# AIM OF THE EXERCISE
Repeat each entry exactly and drop the pictures.

===== RECORDS TO USE =====

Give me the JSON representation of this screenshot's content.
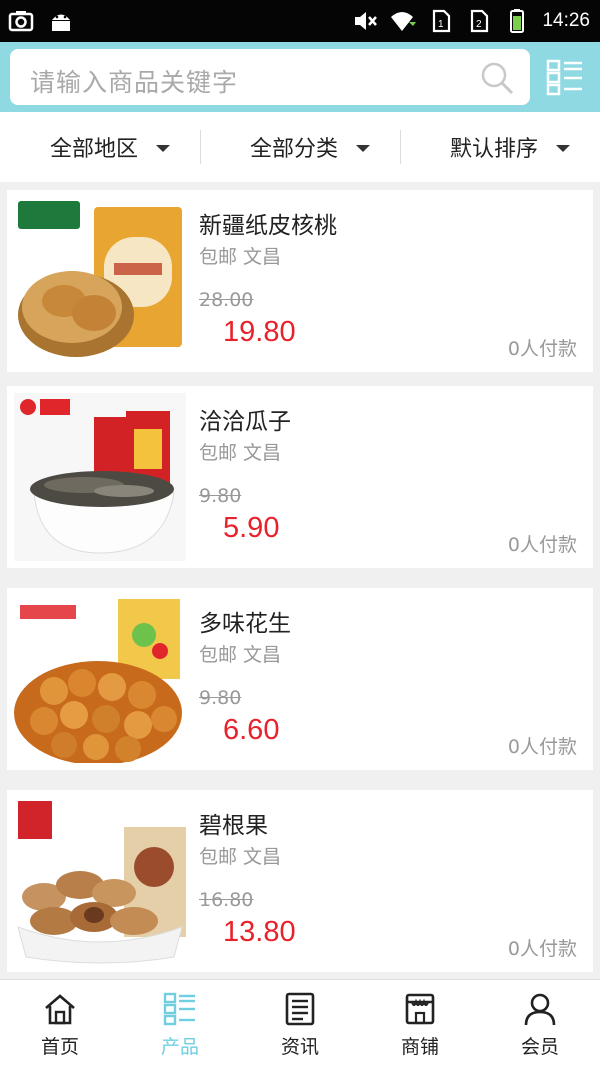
{
  "status_bar": {
    "time": "14:26",
    "left_icons": [
      "camera-icon",
      "android-icon"
    ],
    "right_icons": [
      "mute-icon",
      "wifi-icon",
      "sim-1-icon",
      "sim-2-icon",
      "battery-icon"
    ]
  },
  "search": {
    "placeholder": "请输入商品关键字",
    "search_icon": "search-icon",
    "menu_icon": "category-grid-icon"
  },
  "filters": [
    {
      "label": "全部地区"
    },
    {
      "label": "全部分类"
    },
    {
      "label": "默认排序"
    }
  ],
  "products": [
    {
      "name": "新疆纸皮核桃",
      "tags": "包邮 文昌",
      "old_price": "28.00",
      "price": "19.80",
      "sold": "0人付款",
      "image": "walnut-product-image"
    },
    {
      "name": "洽洽瓜子",
      "tags": "包邮 文昌",
      "old_price": "9.80",
      "price": "5.90",
      "sold": "0人付款",
      "image": "sunflower-seeds-product-image"
    },
    {
      "name": "多味花生",
      "tags": "包邮 文昌",
      "old_price": "9.80",
      "price": "6.60",
      "sold": "0人付款",
      "image": "peanut-product-image"
    },
    {
      "name": "碧根果",
      "tags": "包邮 文昌",
      "old_price": "16.80",
      "price": "13.80",
      "sold": "0人付款",
      "image": "pecan-product-image"
    }
  ],
  "tabs": [
    {
      "label": "首页",
      "icon": "home-icon"
    },
    {
      "label": "产品",
      "icon": "product-grid-icon",
      "active": true
    },
    {
      "label": "资讯",
      "icon": "news-icon"
    },
    {
      "label": "商铺",
      "icon": "store-icon"
    },
    {
      "label": "会员",
      "icon": "user-icon"
    }
  ],
  "colors": {
    "header_bg": "#8ed9e2",
    "price_red": "#e8222b",
    "tab_active": "#6fcfe0"
  }
}
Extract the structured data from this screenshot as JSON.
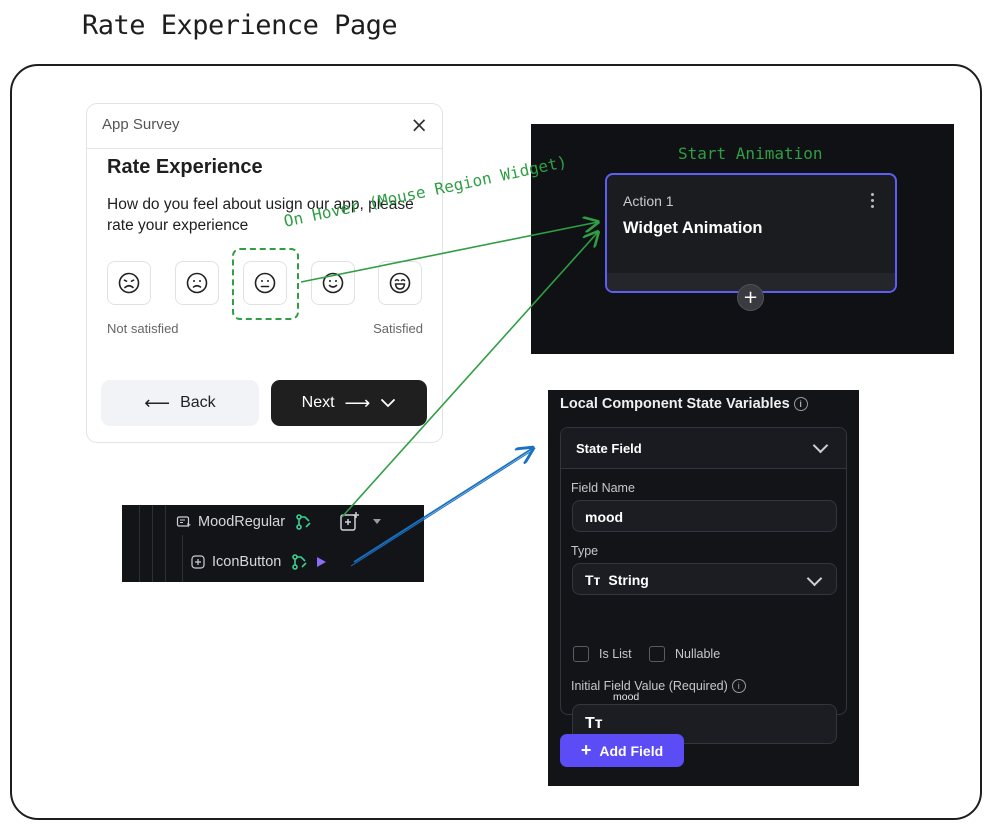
{
  "page_title": "Rate Experience Page",
  "survey": {
    "header_title": "App Survey",
    "close_glyph": "×",
    "title": "Rate Experience",
    "description": "How do you feel about usign our app, please rate your experience",
    "moods": [
      {
        "name": "very-sad",
        "icon": "frown-face-icon"
      },
      {
        "name": "sad",
        "icon": "slight-frown-face-icon"
      },
      {
        "name": "neutral",
        "icon": "neutral-face-icon"
      },
      {
        "name": "happy",
        "icon": "smile-face-icon"
      },
      {
        "name": "very-happy",
        "icon": "grin-face-icon"
      }
    ],
    "scale_min_label": "Not satisfied",
    "scale_max_label": "Satisfied",
    "back_label": "Back",
    "next_label": "Next",
    "back_arrow": "⟵",
    "next_arrow": "⟶"
  },
  "annotations": {
    "on_hover": "On Hover (Mouse Region Widget)",
    "start_animation": "Start Animation"
  },
  "action_panel": {
    "action_label": "Action 1",
    "action_name": "Widget Animation",
    "plus_glyph": "+"
  },
  "widget_tree": {
    "rows": [
      {
        "label": "MoodRegular"
      },
      {
        "label": "IconButton"
      }
    ]
  },
  "state_panel": {
    "title": "Local Component State Variables",
    "section_label": "State Field",
    "field_name_label": "Field Name",
    "field_name_value": "mood",
    "type_label": "Type",
    "type_value": "String",
    "is_list_label": "Is List",
    "nullable_label": "Nullable",
    "initial_value_label": "Initial Field Value (Required)",
    "initial_value_hint": "mood",
    "add_field_label": "Add Field",
    "info_glyph": "i",
    "type_glyph": "Tт"
  },
  "colors": {
    "annotation_green": "#2f9e44",
    "arrow_blue": "#1971c2",
    "accent_purple": "#5b4cf6",
    "action_border": "#5b5ff4"
  }
}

=====

# THE SOLUTION
Give me the JSON representation of this screenshot's content.
{
  "status_bar": {
    "time": "14:26",
    "left_icons": [
      "camera-icon",
      "android-icon"
    ],
    "right_icons": [
      "mute-icon",
      "wifi-icon",
      "sim-1-icon",
      "sim-2-icon",
      "battery-icon"
    ]
  },
  "search": {
    "placeholder": "请输入商品关键字",
    "search_icon": "search-icon",
    "menu_icon": "category-grid-icon"
  },
  "filters": [
    {
      "label": "全部地区"
    },
    {
      "label": "全部分类"
    },
    {
      "label": "默认排序"
    }
  ],
  "products": [
    {
      "name": "新疆纸皮核桃",
      "tags": "包邮 文昌",
      "old_price": "28.00",
      "price": "19.80",
      "sold": "0人付款",
      "image": "walnut-product-image"
    },
    {
      "name": "洽洽瓜子",
      "tags": "包邮 文昌",
      "old_price": "9.80",
      "price": "5.90",
      "sold": "0人付款",
      "image": "sunflower-seeds-product-image"
    },
    {
      "name": "多味花生",
      "tags": "包邮 文昌",
      "old_price": "9.80",
      "price": "6.60",
      "sold": "0人付款",
      "image": "peanut-product-image"
    },
    {
      "name": "碧根果",
      "tags": "包邮 文昌",
      "old_price": "16.80",
      "price": "13.80",
      "sold": "0人付款",
      "image": "pecan-product-image"
    }
  ],
  "tabs": [
    {
      "label": "首页",
      "icon": "home-icon"
    },
    {
      "label": "产品",
      "icon": "product-grid-icon",
      "active": true
    },
    {
      "label": "资讯",
      "icon": "news-icon"
    },
    {
      "label": "商铺",
      "icon": "store-icon"
    },
    {
      "label": "会员",
      "icon": "user-icon"
    }
  ],
  "colors": {
    "header_bg": "#8ed9e2",
    "price_red": "#e8222b",
    "tab_active": "#6fcfe0"
  }
}
Extract the structured data from this screenshot as JSON.
{
  "page_title": "Rate Experience Page",
  "survey": {
    "header_title": "App Survey",
    "close_glyph": "×",
    "title": "Rate Experience",
    "description": "How do you feel about usign our app, please rate your experience",
    "moods": [
      {
        "name": "very-sad",
        "icon": "frown-face-icon"
      },
      {
        "name": "sad",
        "icon": "slight-frown-face-icon"
      },
      {
        "name": "neutral",
        "icon": "neutral-face-icon"
      },
      {
        "name": "happy",
        "icon": "smile-face-icon"
      },
      {
        "name": "very-happy",
        "icon": "grin-face-icon"
      }
    ],
    "scale_min_label": "Not satisfied",
    "scale_max_label": "Satisfied",
    "back_label": "Back",
    "next_label": "Next",
    "back_arrow": "⟵",
    "next_arrow": "⟶"
  },
  "annotations": {
    "on_hover": "On Hover (Mouse Region Widget)",
    "start_animation": "Start Animation"
  },
  "action_panel": {
    "action_label": "Action 1",
    "action_name": "Widget Animation",
    "plus_glyph": "+"
  },
  "widget_tree": {
    "rows": [
      {
        "label": "MoodRegular"
      },
      {
        "label": "IconButton"
      }
    ]
  },
  "state_panel": {
    "title": "Local Component State Variables",
    "section_label": "State Field",
    "field_name_label": "Field Name",
    "field_name_value": "mood",
    "type_label": "Type",
    "type_value": "String",
    "is_list_label": "Is List",
    "nullable_label": "Nullable",
    "initial_value_label": "Initial Field Value (Required)",
    "initial_value_hint": "mood",
    "add_field_label": "Add Field",
    "info_glyph": "i",
    "type_glyph": "Tт"
  },
  "colors": {
    "annotation_green": "#2f9e44",
    "arrow_blue": "#1971c2",
    "accent_purple": "#5b4cf6",
    "action_border": "#5b5ff4"
  }
}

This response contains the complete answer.